* Aim of the task: Extract each record and reproduce it exactly.

* Supplied records:
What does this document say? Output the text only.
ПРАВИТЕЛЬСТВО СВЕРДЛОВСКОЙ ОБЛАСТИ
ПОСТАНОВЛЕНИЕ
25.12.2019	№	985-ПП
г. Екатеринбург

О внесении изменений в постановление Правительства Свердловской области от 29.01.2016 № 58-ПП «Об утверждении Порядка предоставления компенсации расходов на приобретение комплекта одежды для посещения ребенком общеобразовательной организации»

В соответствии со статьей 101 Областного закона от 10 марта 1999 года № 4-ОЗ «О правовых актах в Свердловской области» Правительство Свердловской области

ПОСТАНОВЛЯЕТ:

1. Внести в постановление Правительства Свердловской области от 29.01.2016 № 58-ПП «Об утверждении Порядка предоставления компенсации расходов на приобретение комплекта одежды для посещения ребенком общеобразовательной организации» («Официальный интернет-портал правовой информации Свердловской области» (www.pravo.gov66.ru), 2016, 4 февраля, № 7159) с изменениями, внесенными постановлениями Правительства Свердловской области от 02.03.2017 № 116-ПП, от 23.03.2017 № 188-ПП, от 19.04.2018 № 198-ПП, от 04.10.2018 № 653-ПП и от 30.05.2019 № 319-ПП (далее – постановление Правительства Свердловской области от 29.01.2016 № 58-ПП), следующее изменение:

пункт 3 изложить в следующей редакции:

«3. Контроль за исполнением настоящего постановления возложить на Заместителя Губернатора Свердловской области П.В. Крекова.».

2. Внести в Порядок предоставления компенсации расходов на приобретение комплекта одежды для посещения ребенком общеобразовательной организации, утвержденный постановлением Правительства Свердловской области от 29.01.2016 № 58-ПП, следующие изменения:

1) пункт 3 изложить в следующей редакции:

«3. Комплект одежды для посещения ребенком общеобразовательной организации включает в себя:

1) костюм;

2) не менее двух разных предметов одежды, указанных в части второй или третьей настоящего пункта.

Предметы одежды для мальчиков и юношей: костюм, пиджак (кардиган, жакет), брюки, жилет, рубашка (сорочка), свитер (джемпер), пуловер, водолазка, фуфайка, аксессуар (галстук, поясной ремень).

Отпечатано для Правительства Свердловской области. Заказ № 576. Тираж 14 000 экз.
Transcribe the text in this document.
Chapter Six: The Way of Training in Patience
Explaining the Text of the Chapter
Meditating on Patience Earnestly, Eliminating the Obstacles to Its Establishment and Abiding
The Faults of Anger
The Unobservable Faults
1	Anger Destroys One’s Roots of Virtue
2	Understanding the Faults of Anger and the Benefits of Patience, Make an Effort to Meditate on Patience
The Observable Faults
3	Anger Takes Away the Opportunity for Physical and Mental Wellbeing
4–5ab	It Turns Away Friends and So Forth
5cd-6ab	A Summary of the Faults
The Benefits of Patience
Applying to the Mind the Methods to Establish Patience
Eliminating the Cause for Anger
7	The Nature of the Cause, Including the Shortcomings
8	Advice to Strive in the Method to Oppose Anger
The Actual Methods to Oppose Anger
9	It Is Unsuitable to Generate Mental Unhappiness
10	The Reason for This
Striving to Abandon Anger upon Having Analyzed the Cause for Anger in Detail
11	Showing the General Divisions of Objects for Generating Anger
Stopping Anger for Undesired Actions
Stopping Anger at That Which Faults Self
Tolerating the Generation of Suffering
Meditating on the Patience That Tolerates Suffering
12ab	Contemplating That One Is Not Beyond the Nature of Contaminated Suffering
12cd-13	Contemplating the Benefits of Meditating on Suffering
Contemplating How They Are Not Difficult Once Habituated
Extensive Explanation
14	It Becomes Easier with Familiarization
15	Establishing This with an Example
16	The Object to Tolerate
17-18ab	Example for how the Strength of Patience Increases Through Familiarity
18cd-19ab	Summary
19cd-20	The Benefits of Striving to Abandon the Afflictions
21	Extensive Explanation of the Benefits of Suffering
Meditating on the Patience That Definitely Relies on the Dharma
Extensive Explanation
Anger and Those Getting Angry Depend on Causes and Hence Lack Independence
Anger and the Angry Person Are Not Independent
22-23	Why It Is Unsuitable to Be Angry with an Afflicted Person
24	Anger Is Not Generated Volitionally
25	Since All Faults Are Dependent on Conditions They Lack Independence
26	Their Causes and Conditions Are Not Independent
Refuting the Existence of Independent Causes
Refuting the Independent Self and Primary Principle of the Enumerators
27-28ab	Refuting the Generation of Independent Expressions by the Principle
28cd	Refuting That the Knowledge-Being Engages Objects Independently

* Response to the exercise:
What does this document say? Output the text only.
ПРАВИТЕЛЬСТВО СВЕРДЛОВСКОЙ ОБЛАСТИ
ПОСТАНОВЛЕНИЕ
25.12.2019	№	985-ПП
г. Екатеринбург

О внесении изменений в постановление Правительства Свердловской области от 29.01.2016 № 58-ПП «Об утверждении Порядка предоставления компенсации расходов на приобретение комплекта одежды для посещения ребенком общеобразовательной организации»

В соответствии со статьей 101 Областного закона от 10 марта 1999 года № 4-ОЗ «О правовых актах в Свердловской области» Правительство Свердловской области

ПОСТАНОВЛЯЕТ:

1. Внести в постановление Правительства Свердловской области от 29.01.2016 № 58-ПП «Об утверждении Порядка предоставления компенсации расходов на приобретение комплекта одежды для посещения ребенком общеобразовательной организации» («Официальный интернет-портал правовой информации Свердловской области» (www.pravo.gov66.ru), 2016, 4 февраля, № 7159) с изменениями, внесенными постановлениями Правительства Свердловской области от 02.03.2017 № 116-ПП, от 23.03.2017 № 188-ПП, от 19.04.2018 № 198-ПП, от 04.10.2018 № 653-ПП и от 30.05.2019 № 319-ПП (далее – постановление Правительства Свердловской области от 29.01.2016 № 58-ПП), следующее изменение:

пункт 3 изложить в следующей редакции:

«3. Контроль за исполнением настоящего постановления возложить на Заместителя Губернатора Свердловской области П.В. Крекова.».

2. Внести в Порядок предоставления компенсации расходов на приобретение комплекта одежды для посещения ребенком общеобразовательной организации, утвержденный постановлением Правительства Свердловской области от 29.01.2016 № 58-ПП, следующие изменения:

1) пункт 3 изложить в следующей редакции:

«3. Комплект одежды для посещения ребенком общеобразовательной организации включает в себя:

1) костюм;

2) не менее двух разных предметов одежды, указанных в части второй или третьей настоящего пункта.

Предметы одежды для мальчиков и юношей: костюм, пиджак (кардиган, жакет), брюки, жилет, рубашка (сорочка), свитер (джемпер), пуловер, водолазка, фуфайка, аксессуар (галстук, поясной ремень).

Отпечатано для Правительства Свердловской области. Заказ № 576. Тираж 14 000 экз.
Transcribe the text in this document.
Chapter Six: The Way of Training in Patience
Explaining the Text of the Chapter
Meditating on Patience Earnestly, Eliminating the Obstacles to Its Establishment and Abiding
The Faults of Anger
The Unobservable Faults
1	Anger Destroys One’s Roots of Virtue
2	Understanding the Faults of Anger and the Benefits of Patience, Make an Effort to Meditate on Patience
The Observable Faults
3	Anger Takes Away the Opportunity for Physical and Mental Wellbeing
4–5ab	It Turns Away Friends and So Forth
5cd-6ab	A Summary of the Faults
The Benefits of Patience
Applying to the Mind the Methods to Establish Patience
Eliminating the Cause for Anger
7	The Nature of the Cause, Including the Shortcomings
8	Advice to Strive in the Method to Oppose Anger
The Actual Methods to Oppose Anger
9	It Is Unsuitable to Generate Mental Unhappiness
10	The Reason for This
Striving to Abandon Anger upon Having Analyzed the Cause for Anger in Detail
11	Showing the General Divisions of Objects for Generating Anger
Stopping Anger for Undesired Actions
Stopping Anger at That Which Faults Self
Tolerating the Generation of Suffering
Meditating on the Patience That Tolerates Suffering
12ab	Contemplating That One Is Not Beyond the Nature of Contaminated Suffering
12cd-13	Contemplating the Benefits of Meditating on Suffering
Contemplating How They Are Not Difficult Once Habituated
Extensive Explanation
14	It Becomes Easier with Familiarization
15	Establishing This with an Example
16	The Object to Tolerate
17-18ab	Example for how the Strength of Patience Increases Through Familiarity
18cd-19ab	Summary
19cd-20	The Benefits of Striving to Abandon the Afflictions
21	Extensive Explanation of the Benefits of Suffering
Meditating on the Patience That Definitely Relies on the Dharma
Extensive Explanation
Anger and Those Getting Angry Depend on Causes and Hence Lack Independence
Anger and the Angry Person Are Not Independent
22-23	Why It Is Unsuitable to Be Angry with an Afflicted Person
24	Anger Is Not Generated Volitionally
25	Since All Faults Are Dependent on Conditions They Lack Independence
26	Their Causes and Conditions Are Not Independent
Refuting the Existence of Independent Causes
Refuting the Independent Self and Primary Principle of the Enumerators
27-28ab	Refuting the Generation of Independent Expressions by the Principle
28cd	Refuting That the Knowledge-Being Engages Objects Independently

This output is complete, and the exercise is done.